Source records

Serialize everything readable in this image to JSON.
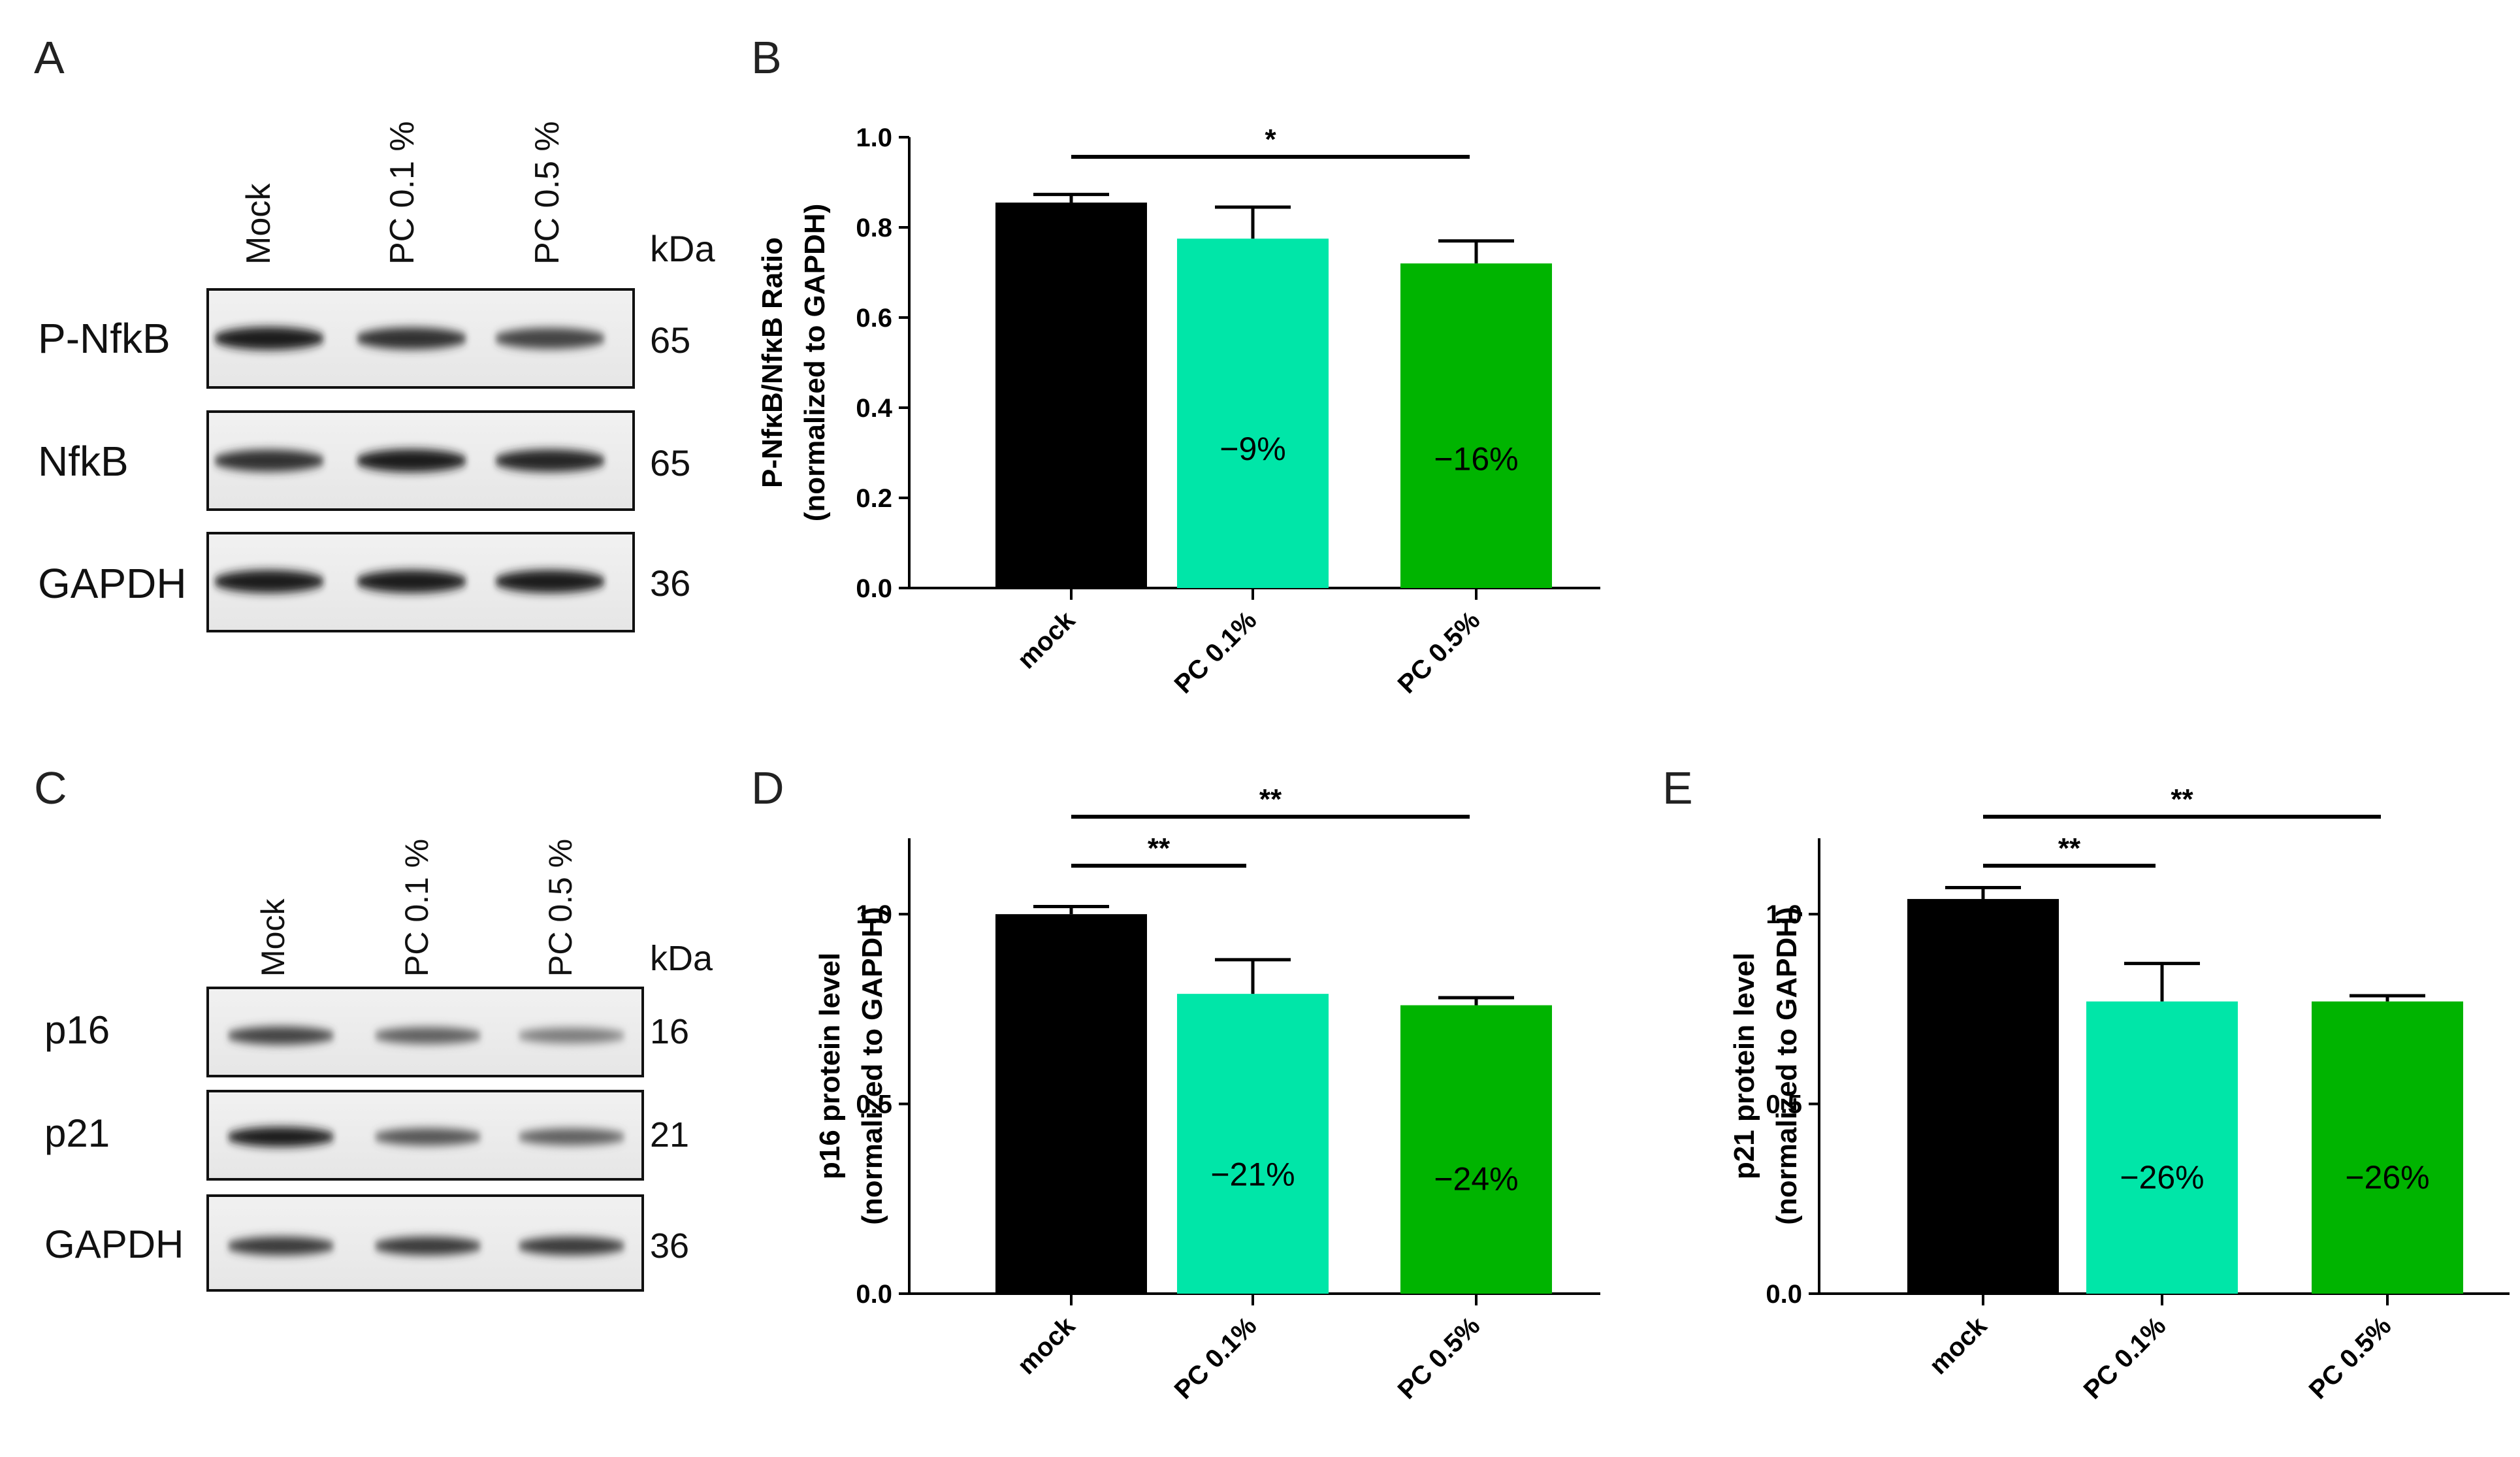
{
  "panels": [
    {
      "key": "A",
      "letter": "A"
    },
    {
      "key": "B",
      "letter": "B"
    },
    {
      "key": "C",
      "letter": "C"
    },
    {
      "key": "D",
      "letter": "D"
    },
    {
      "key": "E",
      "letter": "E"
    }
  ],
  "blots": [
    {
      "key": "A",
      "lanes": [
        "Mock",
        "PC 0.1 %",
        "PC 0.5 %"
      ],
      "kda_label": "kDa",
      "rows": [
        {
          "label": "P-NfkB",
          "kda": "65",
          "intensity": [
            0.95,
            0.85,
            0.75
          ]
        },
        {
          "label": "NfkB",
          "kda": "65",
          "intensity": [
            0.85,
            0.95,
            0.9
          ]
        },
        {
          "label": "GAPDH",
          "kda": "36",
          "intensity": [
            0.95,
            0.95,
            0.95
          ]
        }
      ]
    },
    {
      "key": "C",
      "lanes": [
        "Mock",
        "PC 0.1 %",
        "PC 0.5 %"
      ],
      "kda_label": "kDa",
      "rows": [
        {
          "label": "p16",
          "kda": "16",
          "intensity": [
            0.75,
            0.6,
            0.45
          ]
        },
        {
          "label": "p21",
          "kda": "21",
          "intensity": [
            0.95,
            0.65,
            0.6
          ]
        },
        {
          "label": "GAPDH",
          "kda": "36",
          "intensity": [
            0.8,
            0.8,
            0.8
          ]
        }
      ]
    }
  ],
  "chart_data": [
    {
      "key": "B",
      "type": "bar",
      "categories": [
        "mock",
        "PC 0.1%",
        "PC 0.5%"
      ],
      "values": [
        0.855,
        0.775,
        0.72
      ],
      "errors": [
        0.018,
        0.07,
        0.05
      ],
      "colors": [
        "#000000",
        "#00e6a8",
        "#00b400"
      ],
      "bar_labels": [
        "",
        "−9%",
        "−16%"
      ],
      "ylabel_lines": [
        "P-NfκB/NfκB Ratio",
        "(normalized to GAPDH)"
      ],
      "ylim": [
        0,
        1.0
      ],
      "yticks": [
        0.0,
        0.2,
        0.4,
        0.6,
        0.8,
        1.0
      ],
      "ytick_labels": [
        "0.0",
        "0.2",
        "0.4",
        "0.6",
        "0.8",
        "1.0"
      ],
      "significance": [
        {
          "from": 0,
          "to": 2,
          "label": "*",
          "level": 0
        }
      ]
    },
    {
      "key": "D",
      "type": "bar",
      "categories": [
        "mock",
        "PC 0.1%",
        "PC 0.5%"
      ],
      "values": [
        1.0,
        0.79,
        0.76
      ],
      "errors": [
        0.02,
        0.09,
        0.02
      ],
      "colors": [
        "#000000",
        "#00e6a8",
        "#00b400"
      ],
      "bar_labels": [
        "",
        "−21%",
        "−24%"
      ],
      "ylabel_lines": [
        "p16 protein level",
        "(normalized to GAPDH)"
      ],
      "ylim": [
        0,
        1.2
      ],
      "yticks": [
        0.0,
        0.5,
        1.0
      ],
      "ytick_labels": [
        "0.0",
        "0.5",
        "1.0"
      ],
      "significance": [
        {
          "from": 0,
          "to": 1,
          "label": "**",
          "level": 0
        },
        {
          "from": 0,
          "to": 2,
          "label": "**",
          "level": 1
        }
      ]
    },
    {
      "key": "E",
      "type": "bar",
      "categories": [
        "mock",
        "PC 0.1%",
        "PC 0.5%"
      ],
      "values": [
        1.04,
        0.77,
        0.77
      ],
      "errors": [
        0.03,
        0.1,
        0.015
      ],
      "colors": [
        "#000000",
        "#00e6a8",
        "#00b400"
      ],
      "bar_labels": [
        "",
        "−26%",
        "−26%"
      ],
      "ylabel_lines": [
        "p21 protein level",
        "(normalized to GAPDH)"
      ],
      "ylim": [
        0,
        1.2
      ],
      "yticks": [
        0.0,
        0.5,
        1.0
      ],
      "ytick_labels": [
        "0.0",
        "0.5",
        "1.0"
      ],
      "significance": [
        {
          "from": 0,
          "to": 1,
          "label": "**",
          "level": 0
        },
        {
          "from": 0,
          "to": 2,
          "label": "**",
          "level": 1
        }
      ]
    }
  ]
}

(EXERCISE) Your task is to retype the records above in full and exactly, omitting the pictures.

(TASK RESPONSE)
Serialize everything readable in this image to JSON.
{
  "panels": [
    {
      "key": "A",
      "letter": "A"
    },
    {
      "key": "B",
      "letter": "B"
    },
    {
      "key": "C",
      "letter": "C"
    },
    {
      "key": "D",
      "letter": "D"
    },
    {
      "key": "E",
      "letter": "E"
    }
  ],
  "blots": [
    {
      "key": "A",
      "lanes": [
        "Mock",
        "PC 0.1 %",
        "PC 0.5 %"
      ],
      "kda_label": "kDa",
      "rows": [
        {
          "label": "P-NfkB",
          "kda": "65",
          "intensity": [
            0.95,
            0.85,
            0.75
          ]
        },
        {
          "label": "NfkB",
          "kda": "65",
          "intensity": [
            0.85,
            0.95,
            0.9
          ]
        },
        {
          "label": "GAPDH",
          "kda": "36",
          "intensity": [
            0.95,
            0.95,
            0.95
          ]
        }
      ]
    },
    {
      "key": "C",
      "lanes": [
        "Mock",
        "PC 0.1 %",
        "PC 0.5 %"
      ],
      "kda_label": "kDa",
      "rows": [
        {
          "label": "p16",
          "kda": "16",
          "intensity": [
            0.75,
            0.6,
            0.45
          ]
        },
        {
          "label": "p21",
          "kda": "21",
          "intensity": [
            0.95,
            0.65,
            0.6
          ]
        },
        {
          "label": "GAPDH",
          "kda": "36",
          "intensity": [
            0.8,
            0.8,
            0.8
          ]
        }
      ]
    }
  ],
  "chart_data": [
    {
      "key": "B",
      "type": "bar",
      "categories": [
        "mock",
        "PC 0.1%",
        "PC 0.5%"
      ],
      "values": [
        0.855,
        0.775,
        0.72
      ],
      "errors": [
        0.018,
        0.07,
        0.05
      ],
      "colors": [
        "#000000",
        "#00e6a8",
        "#00b400"
      ],
      "bar_labels": [
        "",
        "−9%",
        "−16%"
      ],
      "ylabel_lines": [
        "P-NfκB/NfκB Ratio",
        "(normalized to GAPDH)"
      ],
      "ylim": [
        0,
        1.0
      ],
      "yticks": [
        0.0,
        0.2,
        0.4,
        0.6,
        0.8,
        1.0
      ],
      "ytick_labels": [
        "0.0",
        "0.2",
        "0.4",
        "0.6",
        "0.8",
        "1.0"
      ],
      "significance": [
        {
          "from": 0,
          "to": 2,
          "label": "*",
          "level": 0
        }
      ]
    },
    {
      "key": "D",
      "type": "bar",
      "categories": [
        "mock",
        "PC 0.1%",
        "PC 0.5%"
      ],
      "values": [
        1.0,
        0.79,
        0.76
      ],
      "errors": [
        0.02,
        0.09,
        0.02
      ],
      "colors": [
        "#000000",
        "#00e6a8",
        "#00b400"
      ],
      "bar_labels": [
        "",
        "−21%",
        "−24%"
      ],
      "ylabel_lines": [
        "p16 protein level",
        "(normalized to GAPDH)"
      ],
      "ylim": [
        0,
        1.2
      ],
      "yticks": [
        0.0,
        0.5,
        1.0
      ],
      "ytick_labels": [
        "0.0",
        "0.5",
        "1.0"
      ],
      "significance": [
        {
          "from": 0,
          "to": 1,
          "label": "**",
          "level": 0
        },
        {
          "from": 0,
          "to": 2,
          "label": "**",
          "level": 1
        }
      ]
    },
    {
      "key": "E",
      "type": "bar",
      "categories": [
        "mock",
        "PC 0.1%",
        "PC 0.5%"
      ],
      "values": [
        1.04,
        0.77,
        0.77
      ],
      "errors": [
        0.03,
        0.1,
        0.015
      ],
      "colors": [
        "#000000",
        "#00e6a8",
        "#00b400"
      ],
      "bar_labels": [
        "",
        "−26%",
        "−26%"
      ],
      "ylabel_lines": [
        "p21 protein level",
        "(normalized to GAPDH)"
      ],
      "ylim": [
        0,
        1.2
      ],
      "yticks": [
        0.0,
        0.5,
        1.0
      ],
      "ytick_labels": [
        "0.0",
        "0.5",
        "1.0"
      ],
      "significance": [
        {
          "from": 0,
          "to": 1,
          "label": "**",
          "level": 0
        },
        {
          "from": 0,
          "to": 2,
          "label": "**",
          "level": 1
        }
      ]
    }
  ]
}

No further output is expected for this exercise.